**Written task:** Search the data below for the word "submitted" and copy each line that holds it.
------------------------------
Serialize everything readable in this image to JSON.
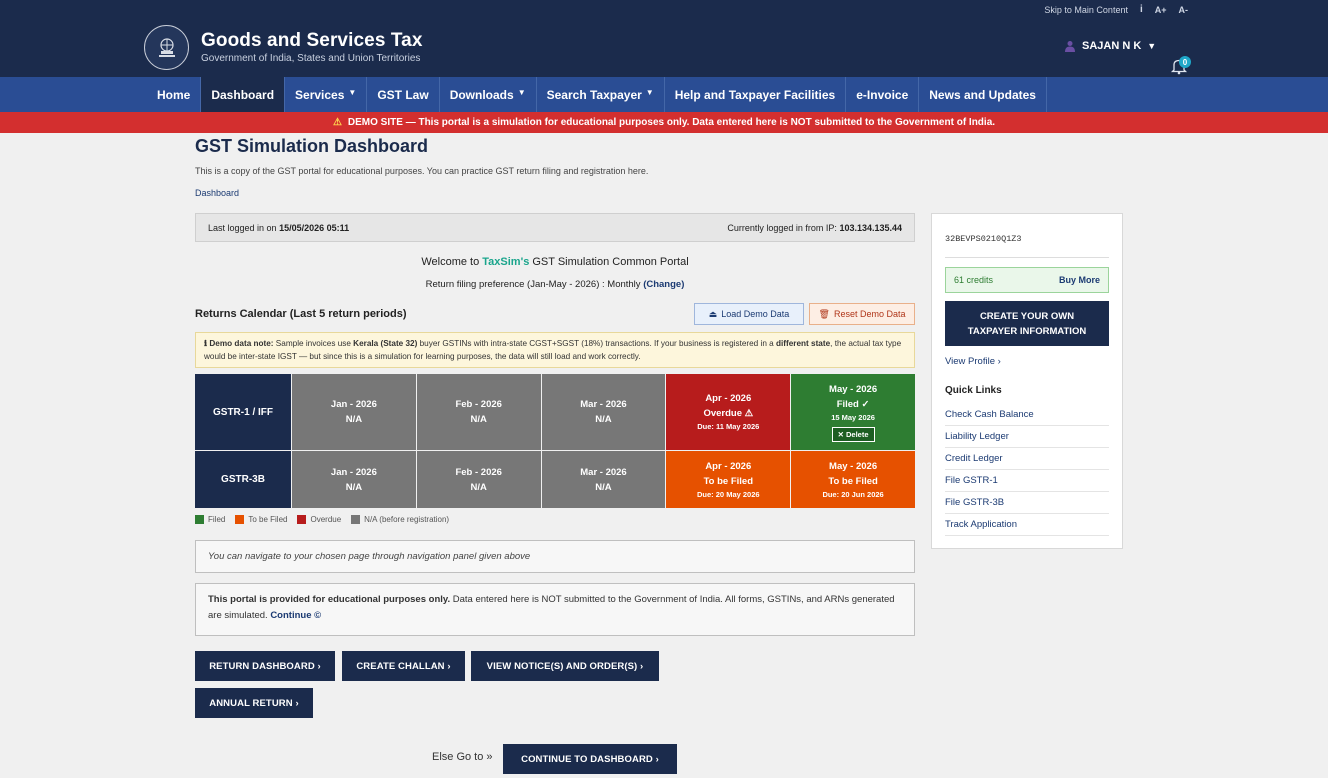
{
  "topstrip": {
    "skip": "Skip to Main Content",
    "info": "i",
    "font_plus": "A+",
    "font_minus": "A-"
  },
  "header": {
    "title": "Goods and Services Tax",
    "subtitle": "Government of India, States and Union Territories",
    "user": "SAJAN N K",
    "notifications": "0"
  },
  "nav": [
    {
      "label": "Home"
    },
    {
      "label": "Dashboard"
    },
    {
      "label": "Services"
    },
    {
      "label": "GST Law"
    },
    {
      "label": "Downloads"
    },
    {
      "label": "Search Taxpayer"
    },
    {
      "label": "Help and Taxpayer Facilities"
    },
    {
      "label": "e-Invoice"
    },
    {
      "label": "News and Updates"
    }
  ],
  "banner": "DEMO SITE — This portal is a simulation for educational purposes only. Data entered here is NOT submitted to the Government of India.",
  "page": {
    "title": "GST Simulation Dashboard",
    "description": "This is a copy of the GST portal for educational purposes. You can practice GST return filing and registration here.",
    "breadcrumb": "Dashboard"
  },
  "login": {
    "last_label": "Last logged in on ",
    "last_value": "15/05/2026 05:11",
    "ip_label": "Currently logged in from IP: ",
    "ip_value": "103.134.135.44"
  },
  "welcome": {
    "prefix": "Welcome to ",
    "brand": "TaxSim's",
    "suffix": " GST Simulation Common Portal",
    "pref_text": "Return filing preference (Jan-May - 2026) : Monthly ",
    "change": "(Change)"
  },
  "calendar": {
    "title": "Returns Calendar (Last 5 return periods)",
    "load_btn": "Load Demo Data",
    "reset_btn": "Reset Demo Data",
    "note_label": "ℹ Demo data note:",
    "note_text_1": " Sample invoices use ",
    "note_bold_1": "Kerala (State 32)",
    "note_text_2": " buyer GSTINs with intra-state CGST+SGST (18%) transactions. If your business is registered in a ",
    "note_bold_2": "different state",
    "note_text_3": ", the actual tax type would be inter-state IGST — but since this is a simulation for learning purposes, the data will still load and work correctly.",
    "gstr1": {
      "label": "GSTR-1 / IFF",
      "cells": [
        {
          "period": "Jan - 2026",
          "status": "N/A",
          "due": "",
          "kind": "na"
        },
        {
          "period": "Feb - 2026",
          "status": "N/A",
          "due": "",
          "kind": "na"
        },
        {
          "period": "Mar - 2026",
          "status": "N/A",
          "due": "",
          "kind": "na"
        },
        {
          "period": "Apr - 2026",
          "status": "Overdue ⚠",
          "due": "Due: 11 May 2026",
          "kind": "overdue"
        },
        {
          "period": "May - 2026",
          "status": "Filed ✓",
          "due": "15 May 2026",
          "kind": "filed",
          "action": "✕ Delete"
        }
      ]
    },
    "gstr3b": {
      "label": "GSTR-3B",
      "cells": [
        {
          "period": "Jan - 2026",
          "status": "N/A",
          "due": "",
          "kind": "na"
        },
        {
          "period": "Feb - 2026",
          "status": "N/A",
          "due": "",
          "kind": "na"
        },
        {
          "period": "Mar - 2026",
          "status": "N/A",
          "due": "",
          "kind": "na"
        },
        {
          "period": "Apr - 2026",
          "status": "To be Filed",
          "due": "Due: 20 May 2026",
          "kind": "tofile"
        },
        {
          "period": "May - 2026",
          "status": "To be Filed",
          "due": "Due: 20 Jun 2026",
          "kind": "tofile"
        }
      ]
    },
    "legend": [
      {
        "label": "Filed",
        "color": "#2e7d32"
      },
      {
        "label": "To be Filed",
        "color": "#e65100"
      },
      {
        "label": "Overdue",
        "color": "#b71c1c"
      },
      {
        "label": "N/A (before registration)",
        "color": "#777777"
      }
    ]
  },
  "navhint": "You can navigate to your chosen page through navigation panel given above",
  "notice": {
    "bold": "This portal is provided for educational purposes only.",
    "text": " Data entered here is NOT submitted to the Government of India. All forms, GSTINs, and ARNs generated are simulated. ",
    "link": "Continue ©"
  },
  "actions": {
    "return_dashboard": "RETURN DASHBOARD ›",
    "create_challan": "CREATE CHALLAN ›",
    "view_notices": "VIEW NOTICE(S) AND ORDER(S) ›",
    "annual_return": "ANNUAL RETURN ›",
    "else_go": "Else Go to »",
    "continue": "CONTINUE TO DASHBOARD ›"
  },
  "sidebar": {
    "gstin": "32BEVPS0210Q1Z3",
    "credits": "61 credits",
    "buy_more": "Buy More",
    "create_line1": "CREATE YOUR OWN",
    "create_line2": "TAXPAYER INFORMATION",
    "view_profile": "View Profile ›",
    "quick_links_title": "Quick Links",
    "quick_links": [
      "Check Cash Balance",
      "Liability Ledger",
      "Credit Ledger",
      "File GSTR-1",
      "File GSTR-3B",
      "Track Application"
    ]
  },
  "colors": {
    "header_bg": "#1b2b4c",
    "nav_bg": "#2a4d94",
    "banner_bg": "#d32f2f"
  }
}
------------------------------
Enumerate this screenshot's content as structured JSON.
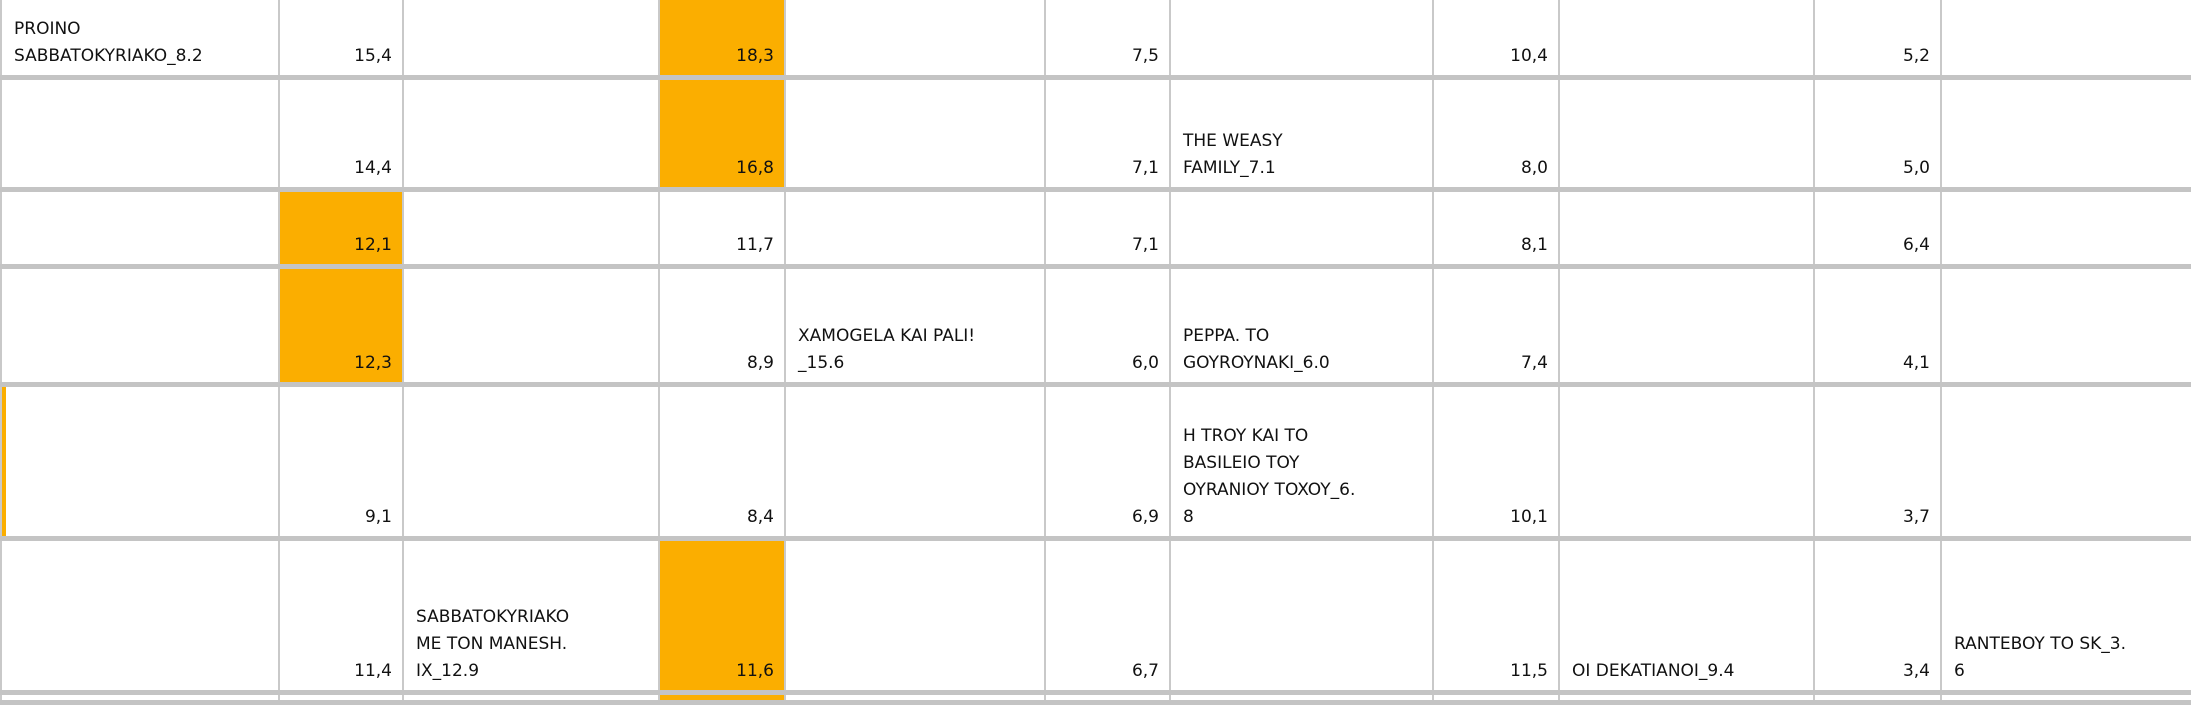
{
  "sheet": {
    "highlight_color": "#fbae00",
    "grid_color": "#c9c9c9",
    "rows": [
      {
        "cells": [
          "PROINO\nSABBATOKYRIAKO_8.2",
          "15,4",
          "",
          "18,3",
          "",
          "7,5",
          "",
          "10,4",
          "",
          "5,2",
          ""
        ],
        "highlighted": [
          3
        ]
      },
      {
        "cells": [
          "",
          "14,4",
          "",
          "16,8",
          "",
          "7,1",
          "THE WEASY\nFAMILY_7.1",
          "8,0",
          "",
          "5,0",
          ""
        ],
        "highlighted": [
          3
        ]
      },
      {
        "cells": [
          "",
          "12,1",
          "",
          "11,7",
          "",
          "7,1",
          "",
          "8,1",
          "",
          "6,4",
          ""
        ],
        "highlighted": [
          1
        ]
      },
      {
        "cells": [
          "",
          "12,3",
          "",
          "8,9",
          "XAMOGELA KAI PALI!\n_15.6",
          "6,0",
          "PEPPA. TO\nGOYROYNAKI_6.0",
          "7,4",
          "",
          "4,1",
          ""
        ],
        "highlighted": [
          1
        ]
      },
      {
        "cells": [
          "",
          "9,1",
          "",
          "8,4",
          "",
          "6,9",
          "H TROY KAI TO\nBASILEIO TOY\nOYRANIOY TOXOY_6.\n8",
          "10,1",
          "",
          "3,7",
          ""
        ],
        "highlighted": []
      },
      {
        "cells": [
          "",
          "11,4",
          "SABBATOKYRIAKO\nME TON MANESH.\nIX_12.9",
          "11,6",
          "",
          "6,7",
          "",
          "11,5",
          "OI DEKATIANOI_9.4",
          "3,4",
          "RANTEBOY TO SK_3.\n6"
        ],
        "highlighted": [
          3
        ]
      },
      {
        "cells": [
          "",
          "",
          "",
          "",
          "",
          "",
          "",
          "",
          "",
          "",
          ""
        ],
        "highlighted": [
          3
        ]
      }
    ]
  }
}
------------------------------
**Solution to this exercise:**
  "banner": "DEMO SITE — This portal is a simulation for educational purposes only. Data entered here is NOT submitted to the Government of India.",
    "text": " Data entered here is NOT submitted to the Government of India. All forms, GSTINs, and ARNs generated are simulated. ",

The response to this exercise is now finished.